(Dataset entries)
-- begin --

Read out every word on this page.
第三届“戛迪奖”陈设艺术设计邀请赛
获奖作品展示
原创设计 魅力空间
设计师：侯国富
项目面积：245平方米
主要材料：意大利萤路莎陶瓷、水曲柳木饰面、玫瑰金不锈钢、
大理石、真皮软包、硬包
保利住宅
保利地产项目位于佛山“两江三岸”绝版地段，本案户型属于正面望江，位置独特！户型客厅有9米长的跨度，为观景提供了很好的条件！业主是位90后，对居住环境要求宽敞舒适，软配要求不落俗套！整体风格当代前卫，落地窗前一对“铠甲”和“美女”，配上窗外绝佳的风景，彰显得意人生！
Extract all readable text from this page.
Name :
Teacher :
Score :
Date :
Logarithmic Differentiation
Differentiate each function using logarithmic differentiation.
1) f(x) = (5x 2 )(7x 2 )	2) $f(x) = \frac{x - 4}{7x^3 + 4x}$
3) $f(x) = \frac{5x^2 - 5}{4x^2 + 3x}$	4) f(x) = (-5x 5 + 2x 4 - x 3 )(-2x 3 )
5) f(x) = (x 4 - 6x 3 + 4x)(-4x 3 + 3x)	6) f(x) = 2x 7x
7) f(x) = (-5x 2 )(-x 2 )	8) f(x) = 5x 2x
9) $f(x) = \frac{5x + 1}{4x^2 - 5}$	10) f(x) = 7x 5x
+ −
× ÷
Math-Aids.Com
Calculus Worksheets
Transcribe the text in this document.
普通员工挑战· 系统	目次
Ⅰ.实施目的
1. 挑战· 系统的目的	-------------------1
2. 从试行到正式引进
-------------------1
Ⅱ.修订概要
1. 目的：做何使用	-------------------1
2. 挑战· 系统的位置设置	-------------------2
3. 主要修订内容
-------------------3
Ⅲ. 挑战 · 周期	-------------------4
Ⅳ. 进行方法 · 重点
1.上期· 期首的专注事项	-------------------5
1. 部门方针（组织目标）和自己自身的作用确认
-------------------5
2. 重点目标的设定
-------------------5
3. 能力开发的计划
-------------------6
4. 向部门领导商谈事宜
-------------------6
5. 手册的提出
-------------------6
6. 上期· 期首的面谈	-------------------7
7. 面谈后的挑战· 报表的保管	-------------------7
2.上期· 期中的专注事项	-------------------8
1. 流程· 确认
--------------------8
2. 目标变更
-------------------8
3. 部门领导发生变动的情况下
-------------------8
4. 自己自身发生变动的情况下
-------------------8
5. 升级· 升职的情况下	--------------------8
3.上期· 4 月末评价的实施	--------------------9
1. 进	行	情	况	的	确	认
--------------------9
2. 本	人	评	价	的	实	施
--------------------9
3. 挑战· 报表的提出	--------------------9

-- end --

» Work instructions: Working from the entries above, return all lines that contain "frac".

» Answer for the task:
1) f(x) = (5x 2 )(7x 2 )	2) $f(x) = \frac{x - 4}{7x^3 + 4x}$
3) $f(x) = \frac{5x^2 - 5}{4x^2 + 3x}$	4) f(x) = (-5x 5 + 2x 4 - x 3 )(-2x 3 )
9) $f(x) = \frac{5x + 1}{4x^2 - 5}$	10) f(x) = 7x 5x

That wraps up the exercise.